▶ [Available records]:
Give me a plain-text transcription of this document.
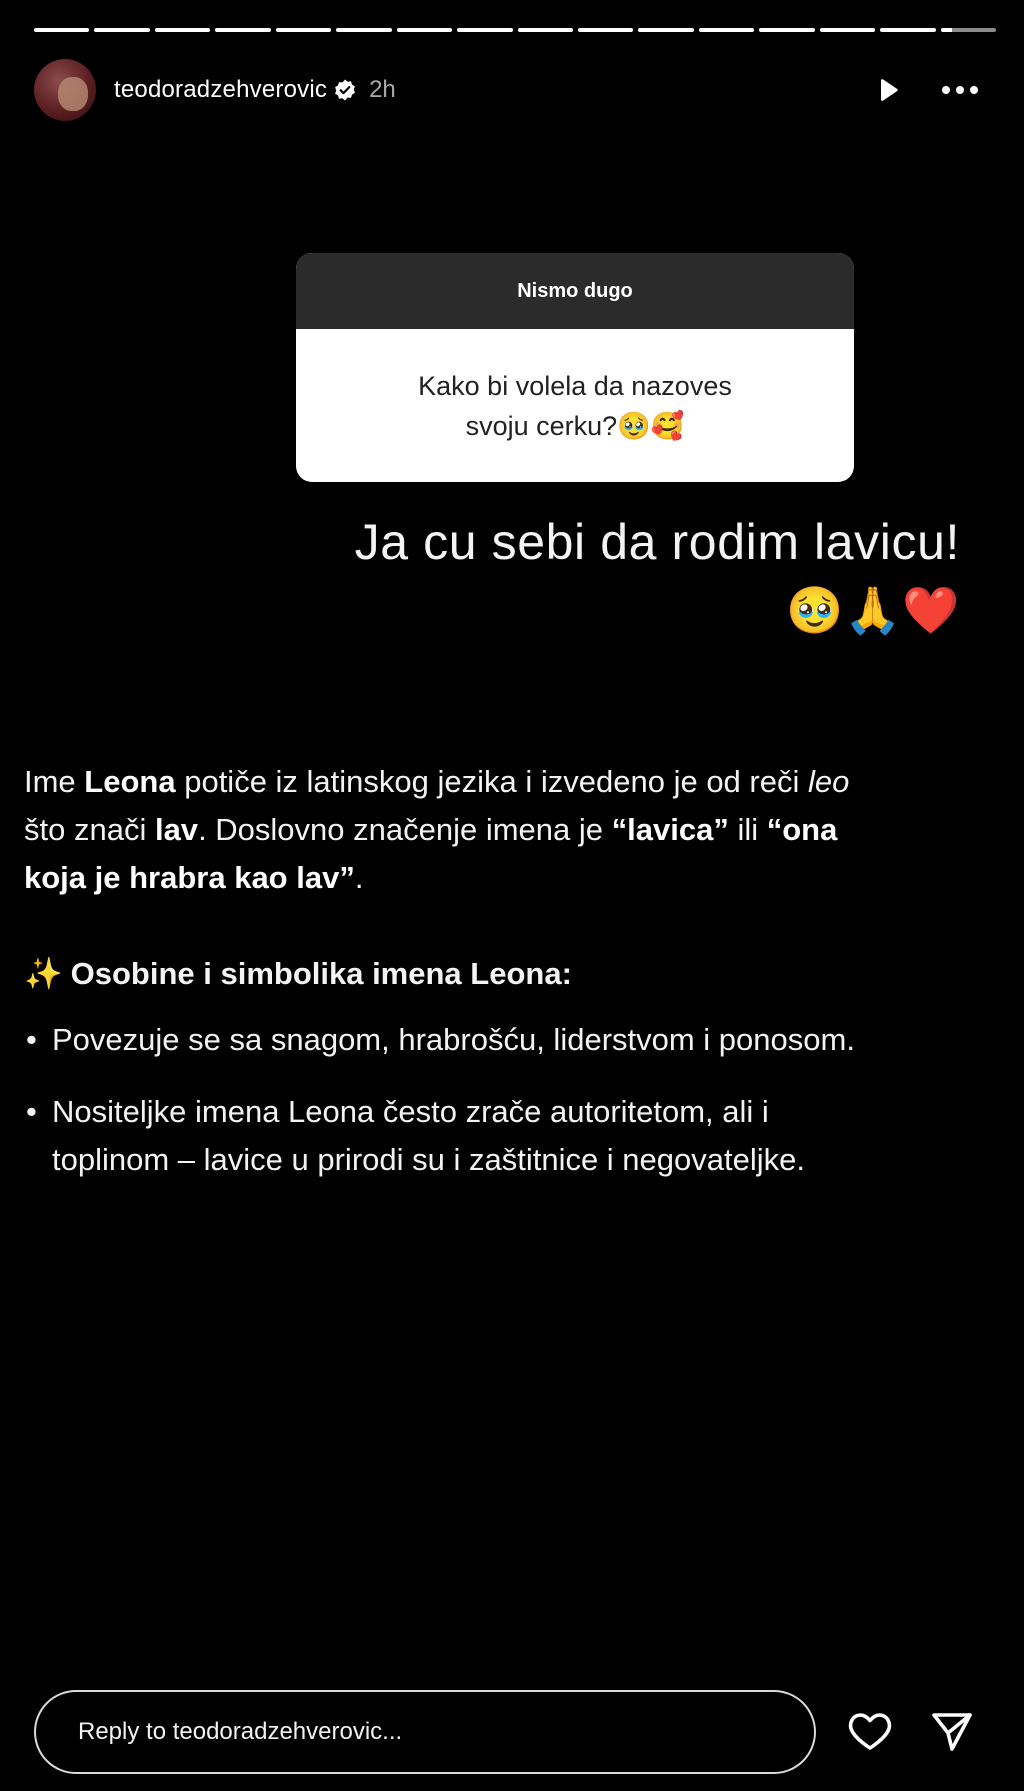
teodoradzehverovic 2h
Nismo dugo
Kako bi volela da nazoves
svoju cerku?🥹🥰
Ja cu sebi da rodim lavicu!
🥹🙏❤️

Ime Leona potiče iz latinskog jezika i izvedeno je od reči leo što znači lav. Doslovno značenje imena je “lavica” ili “ona koja je hrabra kao lav”.

✨ Osobine i simbolika imena Leona:
• Povezuje se sa snagom, hrabrošću, liderstvom i ponosom.
• Nositeljke imena Leona često zrače autoritetom, ali i toplinom – lavice u prirodi su i zaštitnice i negovateljke.
Reply to teodoradzehverovic...
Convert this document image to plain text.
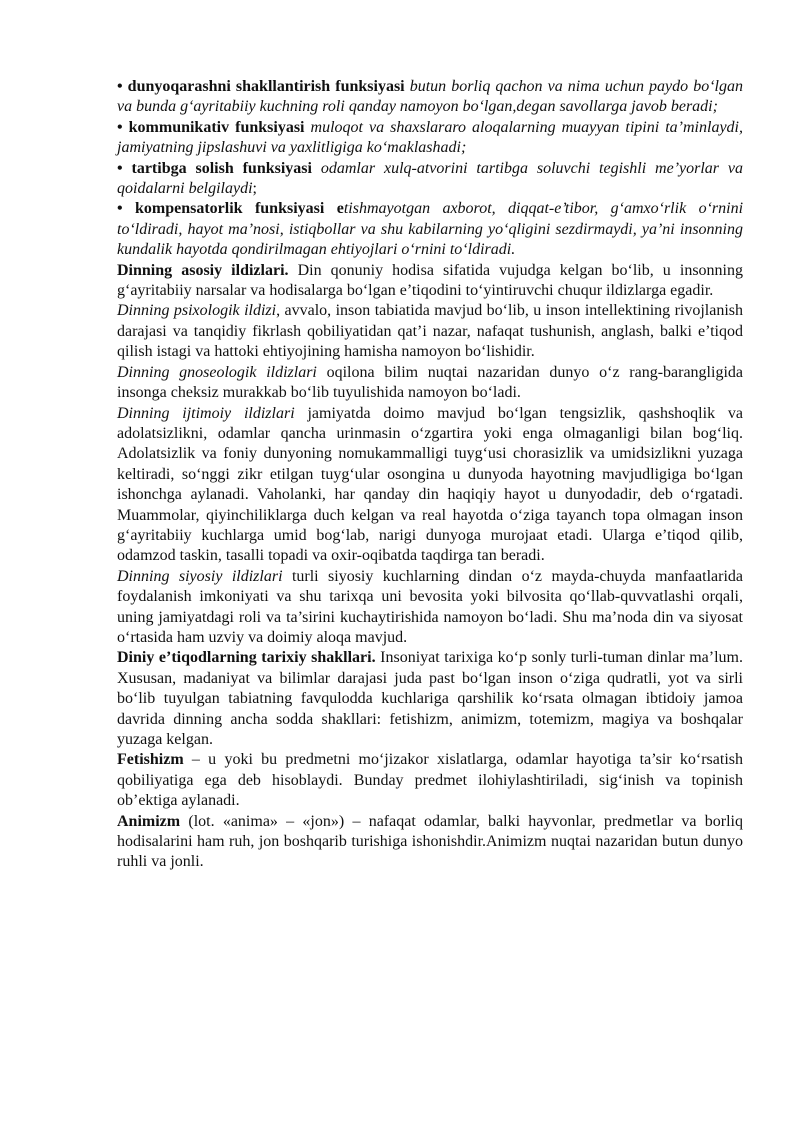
• dunyoqarashni shakllantirish funksiyasi butun borliq qachon va nima uchun paydo bo‘lgan va bunda g‘ayritabiiy kuchning roli qanday namoyon bo‘lgan,degan savollarga javob beradi;

• kommunikativ funksiyasi muloqot va shaxslararo aloqalarning muayyan tipini ta’minlaydi, jamiyatning jipslashuvi va yaxlitligiga ko‘maklashadi;

• tartibga solish funksiyasi odamlar xulq-atvorini tartibga soluvchi tegishli me’yorlar va qoidalarni belgilaydi;

• kompensatorlik funksiyasi etishmayotgan axborot, diqqat-e’tibor, g‘amxo‘rlik o‘rnini to‘ldiradi, hayot ma’nosi, istiqbollar va shu kabilarning yo‘qligini sezdirmaydi, ya’ni insonning kundalik hayotda qondirilmagan ehtiyojlari o‘rnini to‘ldiradi.

Dinning asosiy ildizlari. Din qonuniy hodisa sifatida vujudga kelgan bo‘lib, u insonning g‘ayritabiiy narsalar va hodisalarga bo‘lgan e’tiqodini to‘yintiruvchi chuqur ildizlarga egadir.

Dinning psixologik ildizi, avvalo, inson tabiatida mavjud bo‘lib, u inson intellektining rivojlanish darajasi va tanqidiy fikrlash qobiliyatidan qat’i nazar, nafaqat tushunish, anglash, balki e’tiqod qilish istagi va hattoki ehtiyojining hamisha namoyon bo‘lishidir.

Dinning gnoseologik ildizlari oqilona bilim nuqtai nazaridan dunyo o‘z rang-barangligida insonga cheksiz murakkab bo‘lib tuyulishida namoyon bo‘ladi.

Dinning ijtimoiy ildizlari jamiyatda doimo mavjud bo‘lgan tengsizlik, qashshoqlik va adolatsizlikni, odamlar qancha urinmasin o‘zgartira yoki enga olmaganligi bilan bog‘liq. Adolatsizlik va foniy dunyoning nomukammalligi tuyg‘usi chorasizlik va umidsizlikni yuzaga keltiradi, so‘nggi zikr etilgan tuyg‘ular osongina u dunyoda hayotning mavjudligiga bo‘lgan ishonchga aylanadi. Vaholanki, har qanday din haqiqiy hayot u dunyodadir, deb o‘rgatadi. Muammolar, qiyinchiliklarga duch kelgan va real hayotda o‘ziga tayanch topa olmagan inson g‘ayritabiiy kuchlarga umid bog‘lab, narigi dunyoga murojaat etadi. Ularga e’tiqod qilib, odamzod taskin, tasalli topadi va oxir-oqibatda taqdirga tan beradi.

Dinning siyosiy ildizlari turli siyosiy kuchlarning dindan o‘z mayda-chuyda manfaatlarida foydalanish imkoniyati va shu tarixqa uni bevosita yoki bilvosita qo‘llab-quvvatlashi orqali, uning jamiyatdagi roli va ta’sirini kuchaytirishida namoyon bo‘ladi. Shu ma’noda din va siyosat o‘rtasida ham uzviy va doimiy aloqa mavjud.

Diniy e’tiqodlarning tarixiy shakllari. Insoniyat tarixiga ko‘p sonly turli-tuman dinlar ma’lum. Xususan, madaniyat va bilimlar darajasi juda past bo‘lgan inson o‘ziga qudratli, yot va sirli bo‘lib tuyulgan tabiatning favqulodda kuchlariga qarshilik ko‘rsata olmagan ibtidoiy jamoa davrida dinning ancha sodda shakllari: fetishizm, animizm, totemizm, magiya va boshqalar yuzaga kelgan.

Fetishizm – u yoki bu predmetni mo‘jizakor xislatlarga, odamlar hayotiga ta’sir ko‘rsatish qobiliyatiga ega deb hisoblaydi. Bunday predmet ilohiylashtiriladi, sig‘inish va topinish ob’ektiga aylanadi.

Animizm (lot. «anima» – «jon») – nafaqat odamlar, balki hayvonlar, predmetlar va borliq hodisalarini ham ruh, jon boshqarib turishiga ishonishdir.Animizm nuqtai nazaridan butun dunyo ruhli va jonli.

▶ [Problem details]: Each record above should come back exactly the same, only without its pictures.

▶ [Solution to this task]:
Give me a plain-text transcription of this document.
teodoradzehverovic 2h
Nismo dugo
Kako bi volela da nazoves
svoju cerku?🥹🥰
Ja cu sebi da rodim lavicu!
🥹🙏❤️

Ime Leona potiče iz latinskog jezika i izvedeno je od reči leo što znači lav. Doslovno značenje imena je “lavica” ili “ona koja je hrabra kao lav”.

✨ Osobine i simbolika imena Leona:
• Povezuje se sa snagom, hrabrošću, liderstvom i ponosom.
• Nositeljke imena Leona često zrače autoritetom, ali i toplinom – lavice u prirodi su i zaštitnice i negovateljke.
Reply to teodoradzehverovic...
Convert this document image to plain text.
• dunyoqarashni shakllantirish funksiyasi butun borliq qachon va nima uchun paydo bo‘lgan va bunda g‘ayritabiiy kuchning roli qanday namoyon bo‘lgan,degan savollarga javob beradi;

• kommunikativ funksiyasi muloqot va shaxslararo aloqalarning muayyan tipini ta’minlaydi, jamiyatning jipslashuvi va yaxlitligiga ko‘maklashadi;

• tartibga solish funksiyasi odamlar xulq-atvorini tartibga soluvchi tegishli me’yorlar va qoidalarni belgilaydi;

• kompensatorlik funksiyasi etishmayotgan axborot, diqqat-e’tibor, g‘amxo‘rlik o‘rnini to‘ldiradi, hayot ma’nosi, istiqbollar va shu kabilarning yo‘qligini sezdirmaydi, ya’ni insonning kundalik hayotda qondirilmagan ehtiyojlari o‘rnini to‘ldiradi.

Dinning asosiy ildizlari. Din qonuniy hodisa sifatida vujudga kelgan bo‘lib, u insonning g‘ayritabiiy narsalar va hodisalarga bo‘lgan e’tiqodini to‘yintiruvchi chuqur ildizlarga egadir.

Dinning psixologik ildizi, avvalo, inson tabiatida mavjud bo‘lib, u inson intellektining rivojlanish darajasi va tanqidiy fikrlash qobiliyatidan qat’i nazar, nafaqat tushunish, anglash, balki e’tiqod qilish istagi va hattoki ehtiyojining hamisha namoyon bo‘lishidir.

Dinning gnoseologik ildizlari oqilona bilim nuqtai nazaridan dunyo o‘z rang-barangligida insonga cheksiz murakkab bo‘lib tuyulishida namoyon bo‘ladi.

Dinning ijtimoiy ildizlari jamiyatda doimo mavjud bo‘lgan tengsizlik, qashshoqlik va adolatsizlikni, odamlar qancha urinmasin o‘zgartira yoki enga olmaganligi bilan bog‘liq. Adolatsizlik va foniy dunyoning nomukammalligi tuyg‘usi chorasizlik va umidsizlikni yuzaga keltiradi, so‘nggi zikr etilgan tuyg‘ular osongina u dunyoda hayotning mavjudligiga bo‘lgan ishonchga aylanadi. Vaholanki, har qanday din haqiqiy hayot u dunyodadir, deb o‘rgatadi. Muammolar, qiyinchiliklarga duch kelgan va real hayotda o‘ziga tayanch topa olmagan inson g‘ayritabiiy kuchlarga umid bog‘lab, narigi dunyoga murojaat etadi. Ularga e’tiqod qilib, odamzod taskin, tasalli topadi va oxir-oqibatda taqdirga tan beradi.

Dinning siyosiy ildizlari turli siyosiy kuchlarning dindan o‘z mayda-chuyda manfaatlarida foydalanish imkoniyati va shu tarixqa uni bevosita yoki bilvosita qo‘llab-quvvatlashi orqali, uning jamiyatdagi roli va ta’sirini kuchaytirishida namoyon bo‘ladi. Shu ma’noda din va siyosat o‘rtasida ham uzviy va doimiy aloqa mavjud.

Diniy e’tiqodlarning tarixiy shakllari. Insoniyat tarixiga ko‘p sonly turli-tuman dinlar ma’lum. Xususan, madaniyat va bilimlar darajasi juda past bo‘lgan inson o‘ziga qudratli, yot va sirli bo‘lib tuyulgan tabiatning favqulodda kuchlariga qarshilik ko‘rsata olmagan ibtidoiy jamoa davrida dinning ancha sodda shakllari: fetishizm, animizm, totemizm, magiya va boshqalar yuzaga kelgan.

Fetishizm – u yoki bu predmetni mo‘jizakor xislatlarga, odamlar hayotiga ta’sir ko‘rsatish qobiliyatiga ega deb hisoblaydi. Bunday predmet ilohiylashtiriladi, sig‘inish va topinish ob’ektiga aylanadi.

Animizm (lot. «anima» – «jon») – nafaqat odamlar, balki hayvonlar, predmetlar va borliq hodisalarini ham ruh, jon boshqarib turishiga ishonishdir.Animizm nuqtai nazaridan butun dunyo ruhli va jonli.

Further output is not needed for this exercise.